▸ Exercise material

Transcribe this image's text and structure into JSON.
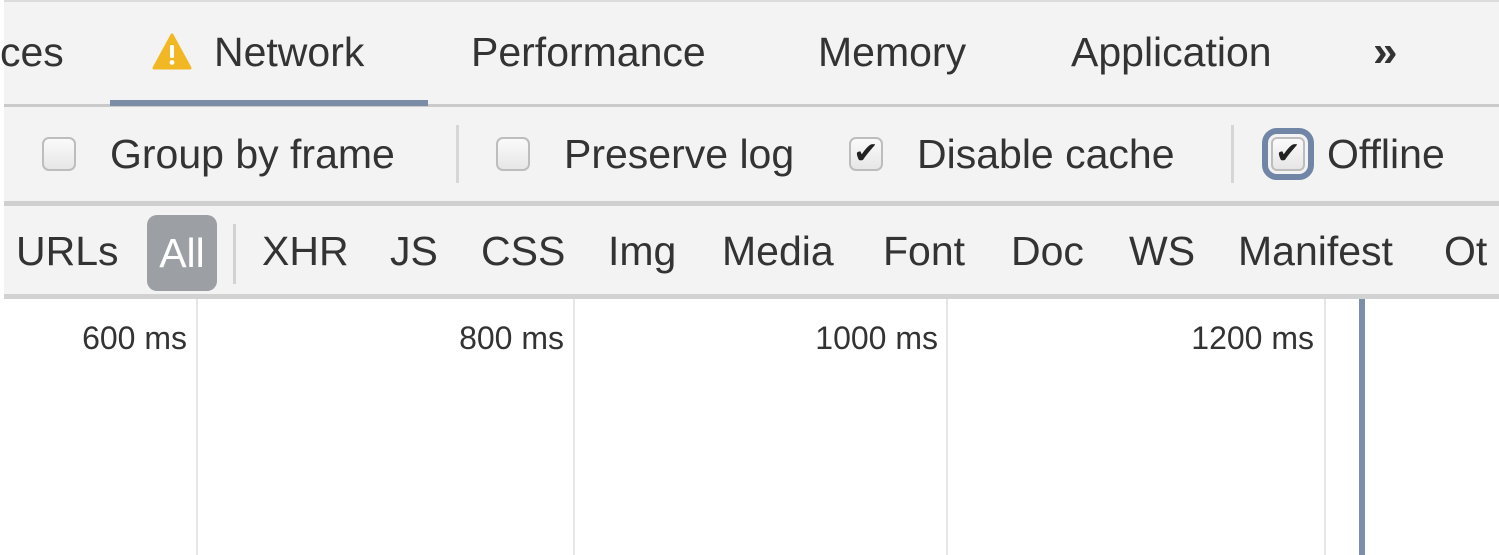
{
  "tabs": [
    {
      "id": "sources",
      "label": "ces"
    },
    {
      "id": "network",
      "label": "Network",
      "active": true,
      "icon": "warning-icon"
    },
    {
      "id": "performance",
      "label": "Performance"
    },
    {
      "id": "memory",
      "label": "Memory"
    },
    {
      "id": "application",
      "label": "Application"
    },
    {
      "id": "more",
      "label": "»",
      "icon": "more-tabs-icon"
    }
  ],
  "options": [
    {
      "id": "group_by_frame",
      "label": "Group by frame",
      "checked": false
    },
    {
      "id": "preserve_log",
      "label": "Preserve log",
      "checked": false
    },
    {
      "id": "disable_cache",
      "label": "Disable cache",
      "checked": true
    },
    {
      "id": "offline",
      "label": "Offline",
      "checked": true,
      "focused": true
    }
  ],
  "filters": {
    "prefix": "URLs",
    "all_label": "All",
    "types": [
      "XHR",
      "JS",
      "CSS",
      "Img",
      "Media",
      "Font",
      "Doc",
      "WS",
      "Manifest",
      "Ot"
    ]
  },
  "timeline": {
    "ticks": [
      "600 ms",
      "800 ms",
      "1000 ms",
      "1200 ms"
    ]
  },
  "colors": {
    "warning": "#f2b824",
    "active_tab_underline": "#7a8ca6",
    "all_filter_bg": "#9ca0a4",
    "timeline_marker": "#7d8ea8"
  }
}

▸ Stated problem
Copy out all lines above that include the string "icon".

▸ Result of the exercise
      "icon": "warning-icon"
      "icon": "more-tabs-icon"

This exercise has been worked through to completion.